• Aim of the task: Return every record below exactly as written, but leave out the pictures.

## Start Information given

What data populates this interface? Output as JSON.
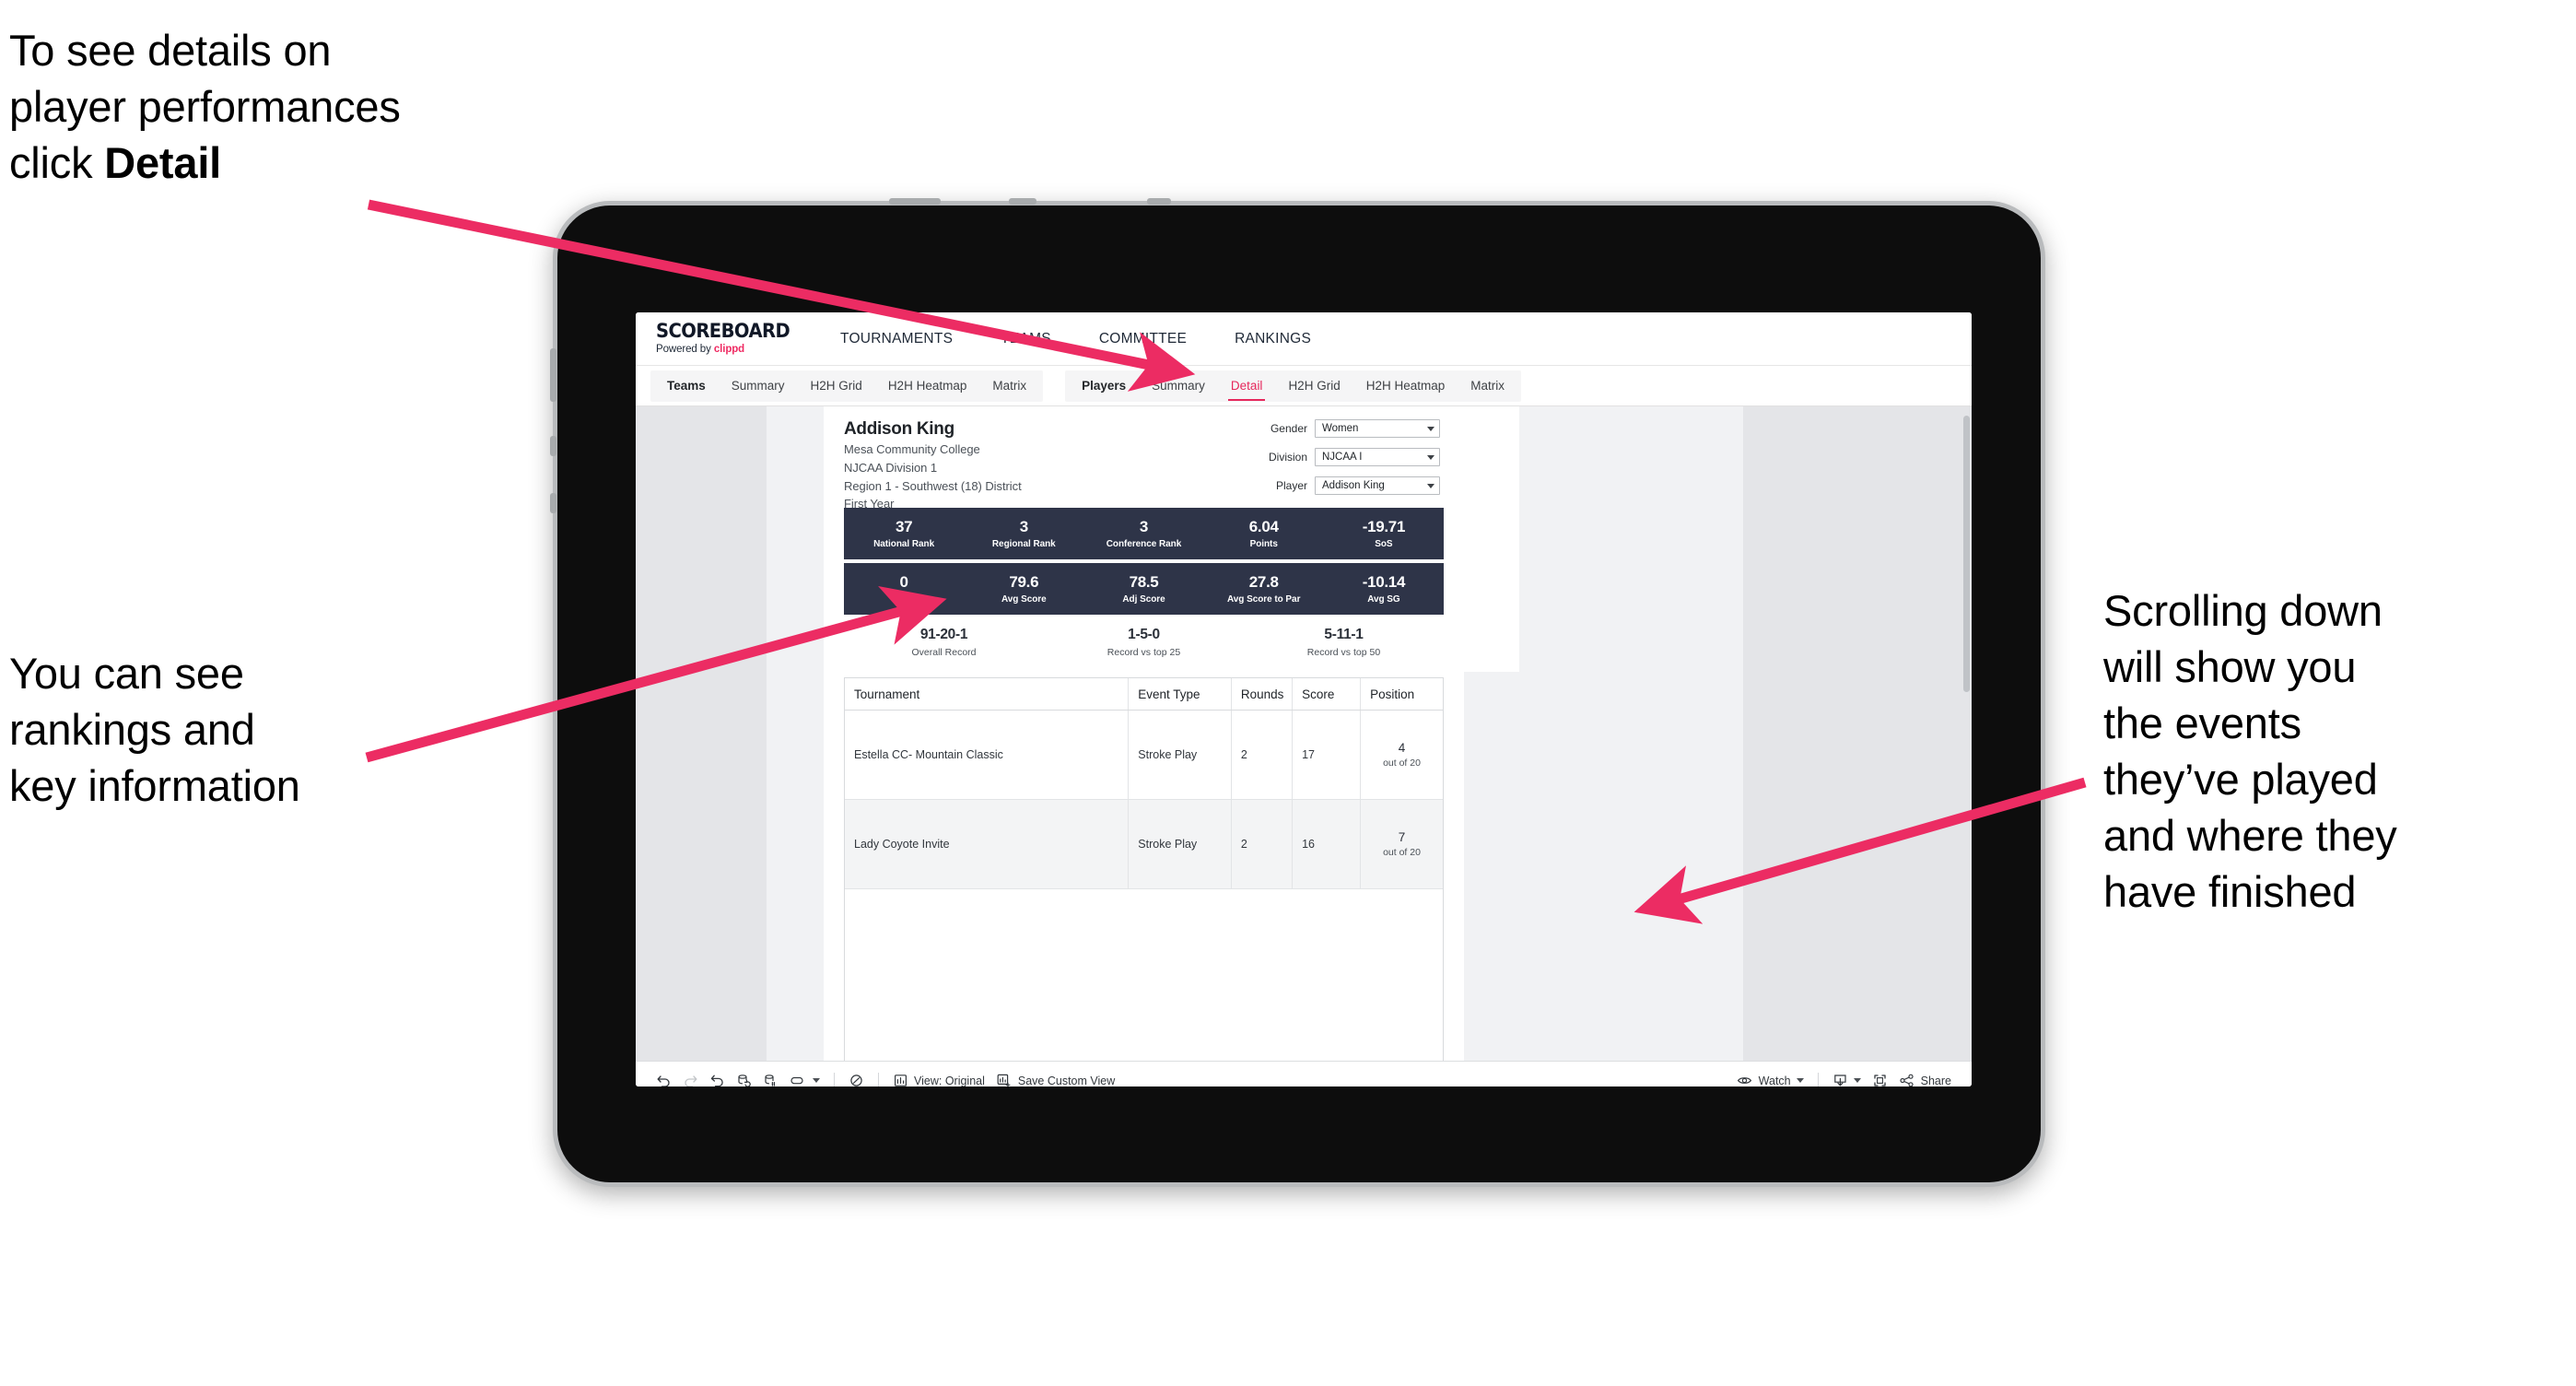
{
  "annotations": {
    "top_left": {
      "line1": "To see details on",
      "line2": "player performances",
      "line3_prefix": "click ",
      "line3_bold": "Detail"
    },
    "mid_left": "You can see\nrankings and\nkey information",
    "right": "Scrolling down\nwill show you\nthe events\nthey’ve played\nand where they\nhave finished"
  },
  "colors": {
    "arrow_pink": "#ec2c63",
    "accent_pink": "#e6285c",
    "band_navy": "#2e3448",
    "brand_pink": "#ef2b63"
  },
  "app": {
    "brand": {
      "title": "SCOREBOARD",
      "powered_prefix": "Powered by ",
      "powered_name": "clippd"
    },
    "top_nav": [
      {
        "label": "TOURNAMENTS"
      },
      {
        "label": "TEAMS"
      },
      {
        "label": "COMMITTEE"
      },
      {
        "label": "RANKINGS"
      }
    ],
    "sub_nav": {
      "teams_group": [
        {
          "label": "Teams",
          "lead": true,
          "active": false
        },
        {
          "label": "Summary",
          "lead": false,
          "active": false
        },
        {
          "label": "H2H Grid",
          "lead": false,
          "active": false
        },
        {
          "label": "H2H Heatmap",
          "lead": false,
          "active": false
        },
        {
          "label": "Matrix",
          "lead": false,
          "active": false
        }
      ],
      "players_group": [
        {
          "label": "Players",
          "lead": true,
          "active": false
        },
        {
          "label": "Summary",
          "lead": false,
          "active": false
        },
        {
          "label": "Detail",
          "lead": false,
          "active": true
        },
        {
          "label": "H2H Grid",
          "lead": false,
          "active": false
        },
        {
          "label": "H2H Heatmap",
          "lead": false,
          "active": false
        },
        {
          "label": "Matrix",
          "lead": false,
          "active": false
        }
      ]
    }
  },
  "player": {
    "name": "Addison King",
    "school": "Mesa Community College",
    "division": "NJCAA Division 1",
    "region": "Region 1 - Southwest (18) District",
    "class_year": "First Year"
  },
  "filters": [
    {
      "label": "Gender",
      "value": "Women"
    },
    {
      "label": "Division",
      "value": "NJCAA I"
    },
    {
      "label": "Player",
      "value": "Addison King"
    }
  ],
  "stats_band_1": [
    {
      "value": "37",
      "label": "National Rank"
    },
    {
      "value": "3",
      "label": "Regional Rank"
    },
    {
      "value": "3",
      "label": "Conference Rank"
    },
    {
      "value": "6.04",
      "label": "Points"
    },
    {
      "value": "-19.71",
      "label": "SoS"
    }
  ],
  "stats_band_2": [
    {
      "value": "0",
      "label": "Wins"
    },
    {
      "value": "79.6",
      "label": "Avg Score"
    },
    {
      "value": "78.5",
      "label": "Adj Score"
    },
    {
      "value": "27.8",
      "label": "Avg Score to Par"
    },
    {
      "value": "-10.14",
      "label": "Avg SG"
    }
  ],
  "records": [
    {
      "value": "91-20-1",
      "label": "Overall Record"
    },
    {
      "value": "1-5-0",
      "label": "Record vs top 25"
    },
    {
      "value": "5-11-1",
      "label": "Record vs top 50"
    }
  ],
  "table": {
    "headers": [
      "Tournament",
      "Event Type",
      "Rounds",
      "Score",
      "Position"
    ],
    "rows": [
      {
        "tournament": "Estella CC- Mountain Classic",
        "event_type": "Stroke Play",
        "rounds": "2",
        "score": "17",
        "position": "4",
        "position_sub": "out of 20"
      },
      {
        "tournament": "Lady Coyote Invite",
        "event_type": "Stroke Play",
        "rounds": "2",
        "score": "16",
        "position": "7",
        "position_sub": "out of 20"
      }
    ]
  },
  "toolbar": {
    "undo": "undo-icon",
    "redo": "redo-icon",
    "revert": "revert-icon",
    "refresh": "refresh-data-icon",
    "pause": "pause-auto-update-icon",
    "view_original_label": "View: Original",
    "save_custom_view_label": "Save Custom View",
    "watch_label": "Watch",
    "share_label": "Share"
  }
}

## End Information given

• Task answer:
What data populates this interface? Output as JSON.
{
  "annotations": {
    "top_left": {
      "line1": "To see details on",
      "line2": "player performances",
      "line3_prefix": "click ",
      "line3_bold": "Detail"
    },
    "mid_left": "You can see\nrankings and\nkey information",
    "right": "Scrolling down\nwill show you\nthe events\nthey’ve played\nand where they\nhave finished"
  },
  "colors": {
    "arrow_pink": "#ec2c63",
    "accent_pink": "#e6285c",
    "band_navy": "#2e3448",
    "brand_pink": "#ef2b63"
  },
  "app": {
    "brand": {
      "title": "SCOREBOARD",
      "powered_prefix": "Powered by ",
      "powered_name": "clippd"
    },
    "top_nav": [
      {
        "label": "TOURNAMENTS"
      },
      {
        "label": "TEAMS"
      },
      {
        "label": "COMMITTEE"
      },
      {
        "label": "RANKINGS"
      }
    ],
    "sub_nav": {
      "teams_group": [
        {
          "label": "Teams",
          "lead": true,
          "active": false
        },
        {
          "label": "Summary",
          "lead": false,
          "active": false
        },
        {
          "label": "H2H Grid",
          "lead": false,
          "active": false
        },
        {
          "label": "H2H Heatmap",
          "lead": false,
          "active": false
        },
        {
          "label": "Matrix",
          "lead": false,
          "active": false
        }
      ],
      "players_group": [
        {
          "label": "Players",
          "lead": true,
          "active": false
        },
        {
          "label": "Summary",
          "lead": false,
          "active": false
        },
        {
          "label": "Detail",
          "lead": false,
          "active": true
        },
        {
          "label": "H2H Grid",
          "lead": false,
          "active": false
        },
        {
          "label": "H2H Heatmap",
          "lead": false,
          "active": false
        },
        {
          "label": "Matrix",
          "lead": false,
          "active": false
        }
      ]
    }
  },
  "player": {
    "name": "Addison King",
    "school": "Mesa Community College",
    "division": "NJCAA Division 1",
    "region": "Region 1 - Southwest (18) District",
    "class_year": "First Year"
  },
  "filters": [
    {
      "label": "Gender",
      "value": "Women"
    },
    {
      "label": "Division",
      "value": "NJCAA I"
    },
    {
      "label": "Player",
      "value": "Addison King"
    }
  ],
  "stats_band_1": [
    {
      "value": "37",
      "label": "National Rank"
    },
    {
      "value": "3",
      "label": "Regional Rank"
    },
    {
      "value": "3",
      "label": "Conference Rank"
    },
    {
      "value": "6.04",
      "label": "Points"
    },
    {
      "value": "-19.71",
      "label": "SoS"
    }
  ],
  "stats_band_2": [
    {
      "value": "0",
      "label": "Wins"
    },
    {
      "value": "79.6",
      "label": "Avg Score"
    },
    {
      "value": "78.5",
      "label": "Adj Score"
    },
    {
      "value": "27.8",
      "label": "Avg Score to Par"
    },
    {
      "value": "-10.14",
      "label": "Avg SG"
    }
  ],
  "records": [
    {
      "value": "91-20-1",
      "label": "Overall Record"
    },
    {
      "value": "1-5-0",
      "label": "Record vs top 25"
    },
    {
      "value": "5-11-1",
      "label": "Record vs top 50"
    }
  ],
  "table": {
    "headers": [
      "Tournament",
      "Event Type",
      "Rounds",
      "Score",
      "Position"
    ],
    "rows": [
      {
        "tournament": "Estella CC- Mountain Classic",
        "event_type": "Stroke Play",
        "rounds": "2",
        "score": "17",
        "position": "4",
        "position_sub": "out of 20"
      },
      {
        "tournament": "Lady Coyote Invite",
        "event_type": "Stroke Play",
        "rounds": "2",
        "score": "16",
        "position": "7",
        "position_sub": "out of 20"
      }
    ]
  },
  "toolbar": {
    "undo": "undo-icon",
    "redo": "redo-icon",
    "revert": "revert-icon",
    "refresh": "refresh-data-icon",
    "pause": "pause-auto-update-icon",
    "view_original_label": "View: Original",
    "save_custom_view_label": "Save Custom View",
    "watch_label": "Watch",
    "share_label": "Share"
  }
}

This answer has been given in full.